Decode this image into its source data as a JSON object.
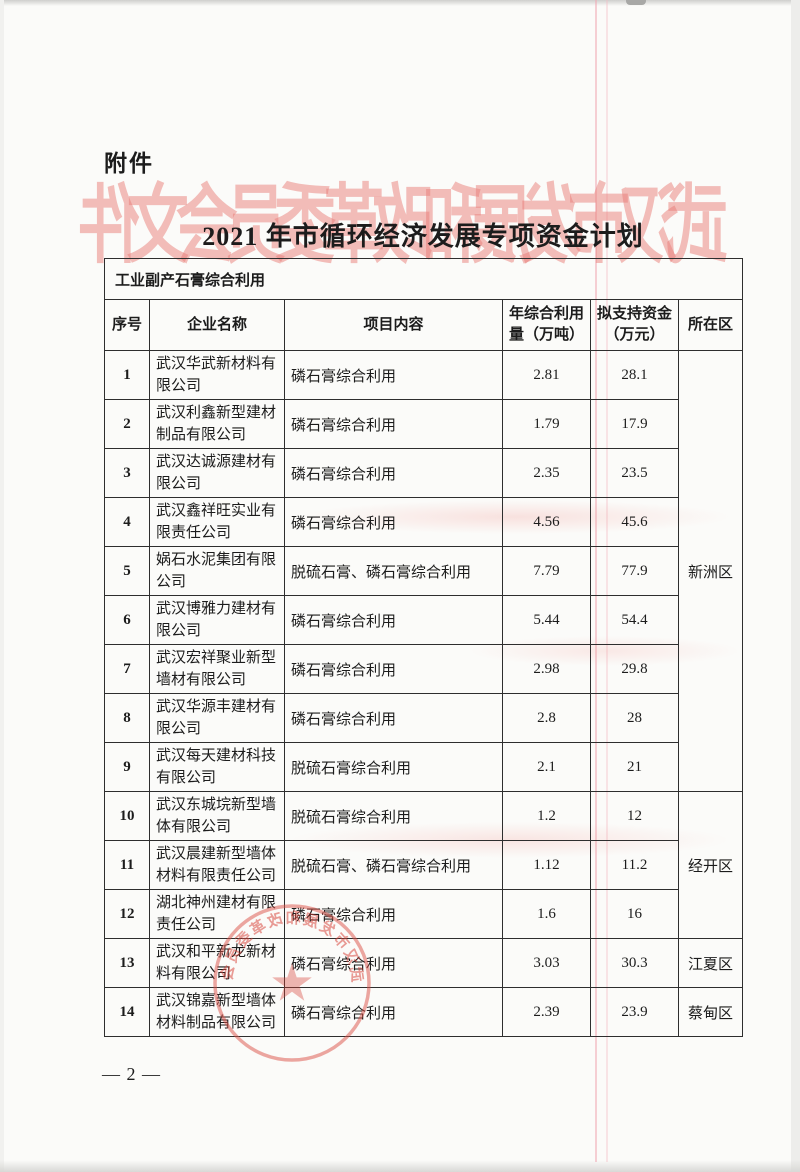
{
  "page": {
    "attachment_label": "附件",
    "title": "2021 年市循环经济发展专项资金计划",
    "watermark_text": "武汉市发展和改革委员会文件",
    "stamp_text": "武汉市发展和改革委员会",
    "page_number": "— 2 —",
    "colors": {
      "stamp_red": "#d9453a",
      "watermark_pink": "#e97d77",
      "table_border": "#2e2e2e",
      "paper": "#fbfbf9"
    }
  },
  "table": {
    "section_header": "工业副产石膏综合利用",
    "columns": [
      "序号",
      "企业名称",
      "项目内容",
      "年综合利用量（万吨）",
      "拟支持资金（万元）",
      "所在区"
    ],
    "rows": [
      {
        "seq": "1",
        "company": "武汉华武新材料有限公司",
        "project": "磷石膏综合利用",
        "amount": "2.81",
        "fund": "28.1"
      },
      {
        "seq": "2",
        "company": "武汉利鑫新型建材制品有限公司",
        "project": "磷石膏综合利用",
        "amount": "1.79",
        "fund": "17.9"
      },
      {
        "seq": "3",
        "company": "武汉达诚源建材有限公司",
        "project": "磷石膏综合利用",
        "amount": "2.35",
        "fund": "23.5"
      },
      {
        "seq": "4",
        "company": "武汉鑫祥旺实业有限责任公司",
        "project": "磷石膏综合利用",
        "amount": "4.56",
        "fund": "45.6"
      },
      {
        "seq": "5",
        "company": "娲石水泥集团有限公司",
        "project": "脱硫石膏、磷石膏综合利用",
        "amount": "7.79",
        "fund": "77.9"
      },
      {
        "seq": "6",
        "company": "武汉博雅力建材有限公司",
        "project": "磷石膏综合利用",
        "amount": "5.44",
        "fund": "54.4"
      },
      {
        "seq": "7",
        "company": "武汉宏祥聚业新型墙材有限公司",
        "project": "磷石膏综合利用",
        "amount": "2.98",
        "fund": "29.8"
      },
      {
        "seq": "8",
        "company": "武汉华源丰建材有限公司",
        "project": "磷石膏综合利用",
        "amount": "2.8",
        "fund": "28"
      },
      {
        "seq": "9",
        "company": "武汉每天建材科技有限公司",
        "project": "脱硫石膏综合利用",
        "amount": "2.1",
        "fund": "21"
      },
      {
        "seq": "10",
        "company": "武汉东城垸新型墙体有限公司",
        "project": "脱硫石膏综合利用",
        "amount": "1.2",
        "fund": "12"
      },
      {
        "seq": "11",
        "company": "武汉晨建新型墙体材料有限责任公司",
        "project": "脱硫石膏、磷石膏综合利用",
        "amount": "1.12",
        "fund": "11.2"
      },
      {
        "seq": "12",
        "company": "湖北神州建材有限责任公司",
        "project": "磷石膏综合利用",
        "amount": "1.6",
        "fund": "16"
      },
      {
        "seq": "13",
        "company": "武汉和平新龙新材料有限公司",
        "project": "磷石膏综合利用",
        "amount": "3.03",
        "fund": "30.3"
      },
      {
        "seq": "14",
        "company": "武汉锦嘉新型墙体材料制品有限公司",
        "project": "磷石膏综合利用",
        "amount": "2.39",
        "fund": "23.9"
      }
    ],
    "district_groups": [
      {
        "label": "新洲区",
        "rows": 9
      },
      {
        "label": "经开区",
        "rows": 3
      },
      {
        "label": "江夏区",
        "rows": 1
      },
      {
        "label": "蔡甸区",
        "rows": 1
      }
    ]
  }
}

Set task:
Your task is to set down the records shown above exactly, minus any pictures.

Solution:
Decode this image into its source data as a JSON object.
{
  "page": {
    "attachment_label": "附件",
    "title": "2021 年市循环经济发展专项资金计划",
    "watermark_text": "武汉市发展和改革委员会文件",
    "stamp_text": "武汉市发展和改革委员会",
    "page_number": "— 2 —",
    "colors": {
      "stamp_red": "#d9453a",
      "watermark_pink": "#e97d77",
      "table_border": "#2e2e2e",
      "paper": "#fbfbf9"
    }
  },
  "table": {
    "section_header": "工业副产石膏综合利用",
    "columns": [
      "序号",
      "企业名称",
      "项目内容",
      "年综合利用量（万吨）",
      "拟支持资金（万元）",
      "所在区"
    ],
    "rows": [
      {
        "seq": "1",
        "company": "武汉华武新材料有限公司",
        "project": "磷石膏综合利用",
        "amount": "2.81",
        "fund": "28.1"
      },
      {
        "seq": "2",
        "company": "武汉利鑫新型建材制品有限公司",
        "project": "磷石膏综合利用",
        "amount": "1.79",
        "fund": "17.9"
      },
      {
        "seq": "3",
        "company": "武汉达诚源建材有限公司",
        "project": "磷石膏综合利用",
        "amount": "2.35",
        "fund": "23.5"
      },
      {
        "seq": "4",
        "company": "武汉鑫祥旺实业有限责任公司",
        "project": "磷石膏综合利用",
        "amount": "4.56",
        "fund": "45.6"
      },
      {
        "seq": "5",
        "company": "娲石水泥集团有限公司",
        "project": "脱硫石膏、磷石膏综合利用",
        "amount": "7.79",
        "fund": "77.9"
      },
      {
        "seq": "6",
        "company": "武汉博雅力建材有限公司",
        "project": "磷石膏综合利用",
        "amount": "5.44",
        "fund": "54.4"
      },
      {
        "seq": "7",
        "company": "武汉宏祥聚业新型墙材有限公司",
        "project": "磷石膏综合利用",
        "amount": "2.98",
        "fund": "29.8"
      },
      {
        "seq": "8",
        "company": "武汉华源丰建材有限公司",
        "project": "磷石膏综合利用",
        "amount": "2.8",
        "fund": "28"
      },
      {
        "seq": "9",
        "company": "武汉每天建材科技有限公司",
        "project": "脱硫石膏综合利用",
        "amount": "2.1",
        "fund": "21"
      },
      {
        "seq": "10",
        "company": "武汉东城垸新型墙体有限公司",
        "project": "脱硫石膏综合利用",
        "amount": "1.2",
        "fund": "12"
      },
      {
        "seq": "11",
        "company": "武汉晨建新型墙体材料有限责任公司",
        "project": "脱硫石膏、磷石膏综合利用",
        "amount": "1.12",
        "fund": "11.2"
      },
      {
        "seq": "12",
        "company": "湖北神州建材有限责任公司",
        "project": "磷石膏综合利用",
        "amount": "1.6",
        "fund": "16"
      },
      {
        "seq": "13",
        "company": "武汉和平新龙新材料有限公司",
        "project": "磷石膏综合利用",
        "amount": "3.03",
        "fund": "30.3"
      },
      {
        "seq": "14",
        "company": "武汉锦嘉新型墙体材料制品有限公司",
        "project": "磷石膏综合利用",
        "amount": "2.39",
        "fund": "23.9"
      }
    ],
    "district_groups": [
      {
        "label": "新洲区",
        "rows": 9
      },
      {
        "label": "经开区",
        "rows": 3
      },
      {
        "label": "江夏区",
        "rows": 1
      },
      {
        "label": "蔡甸区",
        "rows": 1
      }
    ]
  }
}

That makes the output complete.